◆ **Exercise task**
How many lines of the records hold the string "Poems"? Reply with the number alone.

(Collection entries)
######

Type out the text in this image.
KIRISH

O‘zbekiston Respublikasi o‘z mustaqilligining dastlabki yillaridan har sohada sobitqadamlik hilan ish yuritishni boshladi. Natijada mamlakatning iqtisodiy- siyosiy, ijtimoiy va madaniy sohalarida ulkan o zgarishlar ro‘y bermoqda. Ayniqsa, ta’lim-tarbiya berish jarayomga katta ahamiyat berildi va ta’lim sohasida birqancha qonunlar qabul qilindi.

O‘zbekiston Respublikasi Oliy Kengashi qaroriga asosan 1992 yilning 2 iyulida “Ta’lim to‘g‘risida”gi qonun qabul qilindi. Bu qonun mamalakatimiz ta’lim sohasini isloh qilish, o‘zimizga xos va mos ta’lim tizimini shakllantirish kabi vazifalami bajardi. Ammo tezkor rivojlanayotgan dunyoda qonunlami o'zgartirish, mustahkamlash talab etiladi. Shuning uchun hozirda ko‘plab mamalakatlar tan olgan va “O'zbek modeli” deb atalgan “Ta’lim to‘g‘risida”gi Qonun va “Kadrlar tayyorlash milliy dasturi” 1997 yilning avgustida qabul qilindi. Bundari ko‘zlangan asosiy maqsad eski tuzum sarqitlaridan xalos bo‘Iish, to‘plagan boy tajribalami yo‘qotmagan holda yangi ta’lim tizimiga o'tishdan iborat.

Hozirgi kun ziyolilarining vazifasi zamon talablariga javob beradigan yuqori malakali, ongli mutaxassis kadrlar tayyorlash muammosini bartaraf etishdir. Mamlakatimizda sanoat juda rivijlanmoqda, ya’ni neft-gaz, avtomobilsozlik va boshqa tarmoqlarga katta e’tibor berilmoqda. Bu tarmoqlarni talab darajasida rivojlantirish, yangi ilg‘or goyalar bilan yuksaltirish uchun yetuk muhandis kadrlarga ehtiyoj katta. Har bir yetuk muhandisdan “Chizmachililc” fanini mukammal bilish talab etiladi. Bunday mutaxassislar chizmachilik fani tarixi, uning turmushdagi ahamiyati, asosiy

######

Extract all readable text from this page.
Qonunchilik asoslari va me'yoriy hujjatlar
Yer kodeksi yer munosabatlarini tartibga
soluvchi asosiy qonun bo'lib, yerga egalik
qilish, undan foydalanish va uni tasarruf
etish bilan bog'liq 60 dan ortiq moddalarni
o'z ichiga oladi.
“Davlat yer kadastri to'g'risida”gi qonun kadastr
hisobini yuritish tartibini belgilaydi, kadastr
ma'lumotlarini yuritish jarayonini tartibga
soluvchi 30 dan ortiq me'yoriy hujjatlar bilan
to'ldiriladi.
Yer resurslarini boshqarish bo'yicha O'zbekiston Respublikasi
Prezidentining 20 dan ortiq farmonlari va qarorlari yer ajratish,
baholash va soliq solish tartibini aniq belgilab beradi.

######

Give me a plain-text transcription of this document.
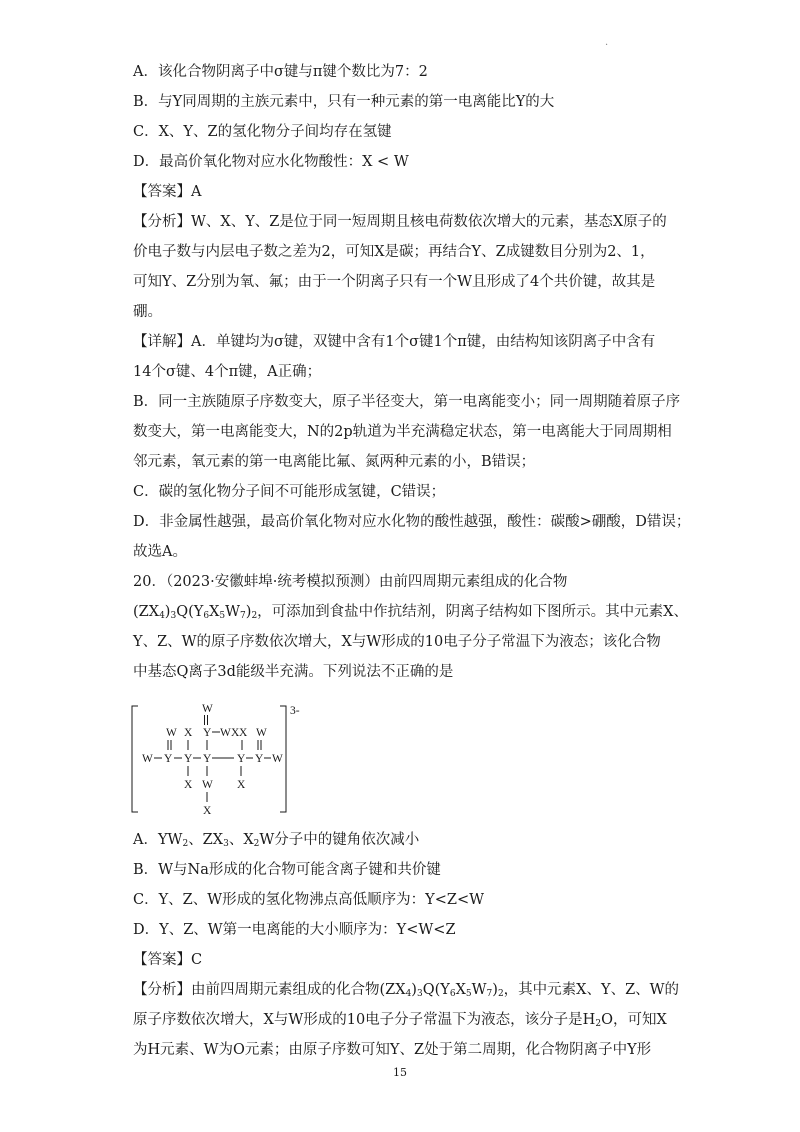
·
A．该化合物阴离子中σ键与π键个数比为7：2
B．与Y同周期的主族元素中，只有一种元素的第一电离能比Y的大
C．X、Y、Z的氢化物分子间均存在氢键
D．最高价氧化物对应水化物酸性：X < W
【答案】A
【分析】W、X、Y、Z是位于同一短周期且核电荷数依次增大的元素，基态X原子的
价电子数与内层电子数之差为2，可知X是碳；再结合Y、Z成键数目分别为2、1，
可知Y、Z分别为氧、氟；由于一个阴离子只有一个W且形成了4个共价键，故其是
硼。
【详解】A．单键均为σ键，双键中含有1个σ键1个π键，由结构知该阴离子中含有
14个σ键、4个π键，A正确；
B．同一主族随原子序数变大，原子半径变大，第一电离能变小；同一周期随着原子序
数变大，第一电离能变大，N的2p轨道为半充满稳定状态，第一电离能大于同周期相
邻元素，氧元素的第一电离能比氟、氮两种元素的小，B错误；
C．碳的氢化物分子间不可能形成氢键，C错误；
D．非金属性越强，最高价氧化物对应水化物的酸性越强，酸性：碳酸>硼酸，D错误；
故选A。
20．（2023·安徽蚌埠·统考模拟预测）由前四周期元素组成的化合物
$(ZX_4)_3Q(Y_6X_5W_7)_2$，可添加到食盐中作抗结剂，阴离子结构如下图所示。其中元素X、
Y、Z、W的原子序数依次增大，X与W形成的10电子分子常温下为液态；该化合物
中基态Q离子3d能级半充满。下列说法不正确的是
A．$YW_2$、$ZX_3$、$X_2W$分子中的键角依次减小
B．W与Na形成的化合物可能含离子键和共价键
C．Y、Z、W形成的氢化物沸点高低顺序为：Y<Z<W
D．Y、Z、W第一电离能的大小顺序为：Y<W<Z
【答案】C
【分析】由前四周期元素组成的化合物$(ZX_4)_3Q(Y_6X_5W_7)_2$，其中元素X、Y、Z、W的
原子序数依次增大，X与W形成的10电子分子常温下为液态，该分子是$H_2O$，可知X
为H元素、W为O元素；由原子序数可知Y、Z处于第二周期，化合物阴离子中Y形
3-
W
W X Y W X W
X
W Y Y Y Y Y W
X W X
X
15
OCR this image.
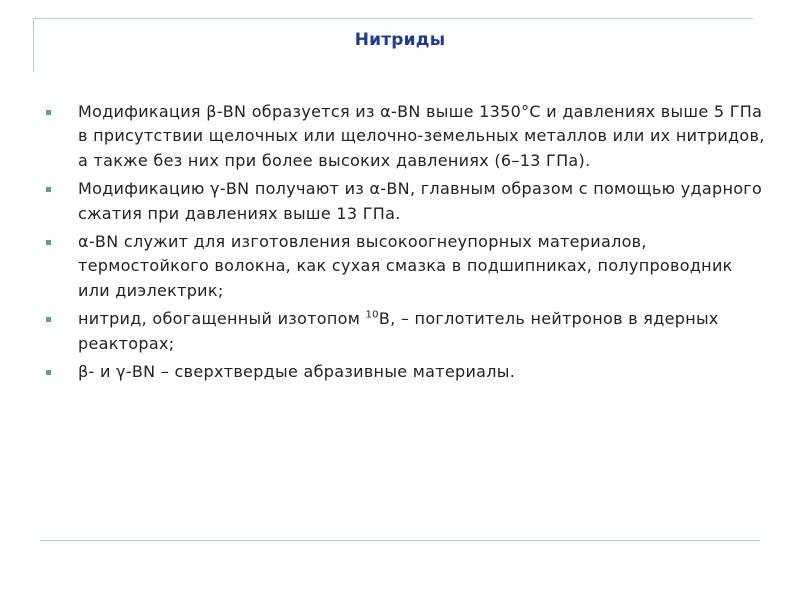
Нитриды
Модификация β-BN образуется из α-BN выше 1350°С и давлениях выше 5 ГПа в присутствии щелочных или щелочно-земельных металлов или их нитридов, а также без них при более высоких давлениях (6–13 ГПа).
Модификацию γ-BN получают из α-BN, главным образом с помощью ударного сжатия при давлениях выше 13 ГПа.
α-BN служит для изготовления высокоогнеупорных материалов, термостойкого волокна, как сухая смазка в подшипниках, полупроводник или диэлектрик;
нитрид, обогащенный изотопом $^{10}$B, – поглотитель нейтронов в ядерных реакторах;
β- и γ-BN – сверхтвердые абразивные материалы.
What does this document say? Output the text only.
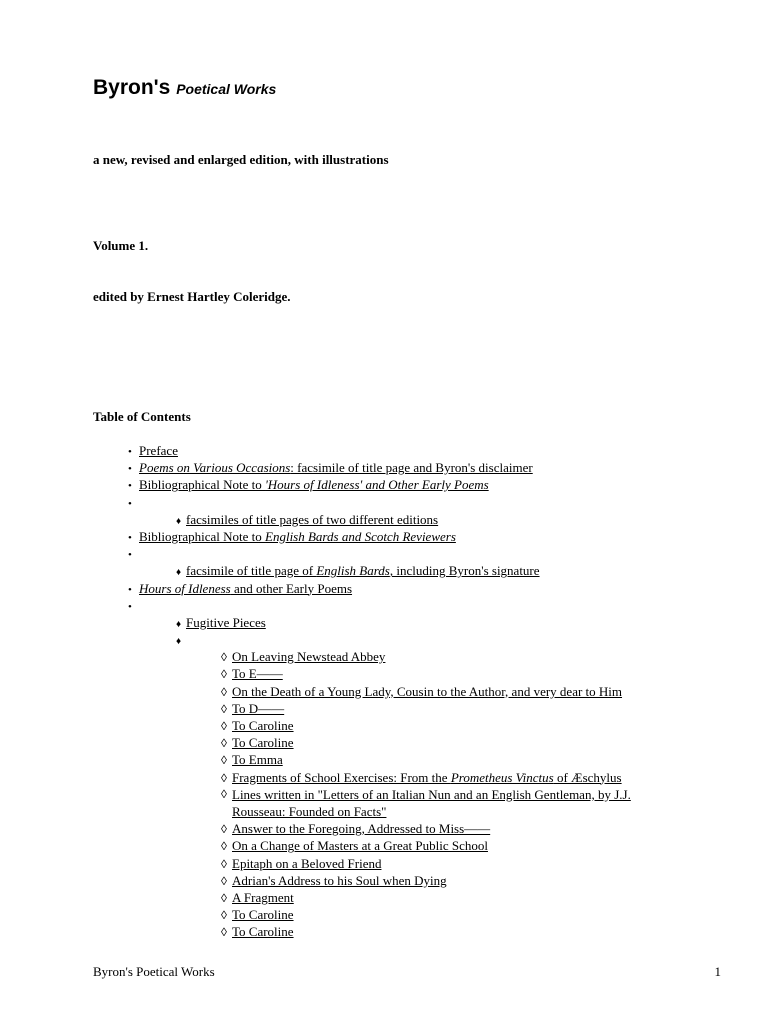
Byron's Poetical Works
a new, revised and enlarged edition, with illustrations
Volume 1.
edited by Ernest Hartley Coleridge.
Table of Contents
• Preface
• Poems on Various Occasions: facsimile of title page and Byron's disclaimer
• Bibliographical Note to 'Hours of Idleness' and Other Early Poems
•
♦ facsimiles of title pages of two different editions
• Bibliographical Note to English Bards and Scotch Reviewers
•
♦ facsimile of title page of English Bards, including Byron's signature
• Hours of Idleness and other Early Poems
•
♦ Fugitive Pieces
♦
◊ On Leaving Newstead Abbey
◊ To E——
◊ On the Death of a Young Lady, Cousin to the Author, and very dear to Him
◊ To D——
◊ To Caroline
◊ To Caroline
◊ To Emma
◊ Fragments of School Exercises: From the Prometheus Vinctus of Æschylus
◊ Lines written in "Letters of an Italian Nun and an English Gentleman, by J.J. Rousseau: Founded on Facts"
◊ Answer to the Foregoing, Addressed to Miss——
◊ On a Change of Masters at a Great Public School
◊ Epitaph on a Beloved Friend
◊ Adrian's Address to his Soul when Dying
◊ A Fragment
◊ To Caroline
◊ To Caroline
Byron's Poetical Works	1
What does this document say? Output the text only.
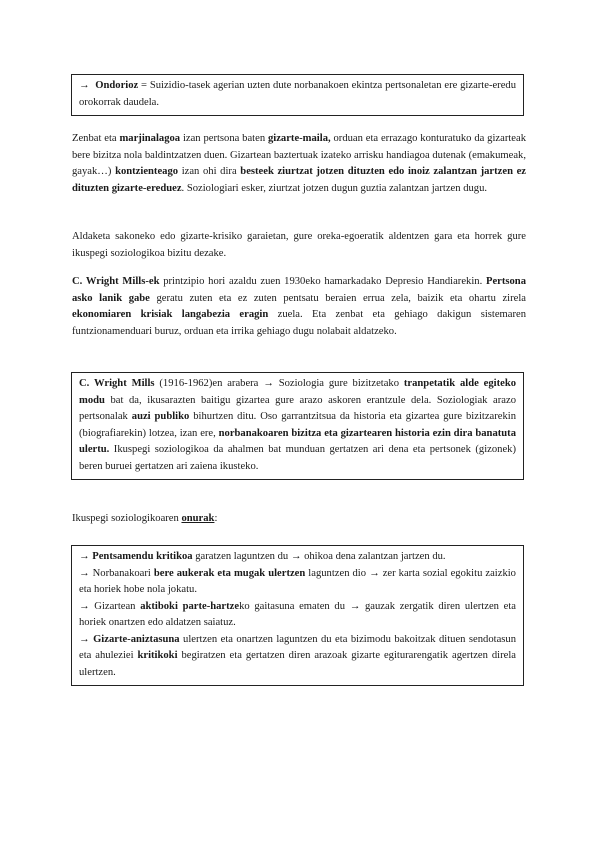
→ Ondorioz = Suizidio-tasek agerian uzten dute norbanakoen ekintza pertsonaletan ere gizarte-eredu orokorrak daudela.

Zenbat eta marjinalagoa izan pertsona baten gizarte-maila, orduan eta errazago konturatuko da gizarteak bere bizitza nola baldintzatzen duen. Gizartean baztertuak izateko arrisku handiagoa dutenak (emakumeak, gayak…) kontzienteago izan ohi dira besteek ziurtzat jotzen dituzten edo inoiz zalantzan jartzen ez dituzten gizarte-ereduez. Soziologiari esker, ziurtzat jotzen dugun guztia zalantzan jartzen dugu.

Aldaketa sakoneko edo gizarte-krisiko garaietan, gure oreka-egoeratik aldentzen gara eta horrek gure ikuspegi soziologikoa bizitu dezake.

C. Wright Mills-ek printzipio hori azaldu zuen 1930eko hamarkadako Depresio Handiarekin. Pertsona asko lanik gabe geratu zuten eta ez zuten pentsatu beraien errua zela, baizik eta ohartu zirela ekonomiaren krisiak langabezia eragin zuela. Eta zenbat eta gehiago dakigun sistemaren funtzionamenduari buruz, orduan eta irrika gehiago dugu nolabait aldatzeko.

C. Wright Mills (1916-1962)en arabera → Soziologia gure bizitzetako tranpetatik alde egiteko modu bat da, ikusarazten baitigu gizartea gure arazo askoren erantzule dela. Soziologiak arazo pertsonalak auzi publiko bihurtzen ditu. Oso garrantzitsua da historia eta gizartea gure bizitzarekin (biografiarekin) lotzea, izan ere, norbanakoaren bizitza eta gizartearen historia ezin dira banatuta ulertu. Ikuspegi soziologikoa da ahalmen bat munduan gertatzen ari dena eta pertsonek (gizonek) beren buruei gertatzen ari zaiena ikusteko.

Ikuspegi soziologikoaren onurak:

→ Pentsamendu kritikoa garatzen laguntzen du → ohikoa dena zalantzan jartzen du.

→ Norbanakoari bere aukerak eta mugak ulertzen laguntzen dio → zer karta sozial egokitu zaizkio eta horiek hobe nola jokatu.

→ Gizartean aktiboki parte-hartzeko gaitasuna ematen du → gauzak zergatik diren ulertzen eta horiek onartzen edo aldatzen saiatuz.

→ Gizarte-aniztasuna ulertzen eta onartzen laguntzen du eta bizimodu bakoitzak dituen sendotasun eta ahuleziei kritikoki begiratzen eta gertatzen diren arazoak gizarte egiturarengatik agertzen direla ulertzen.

######

◆ **Solution to this problem**
3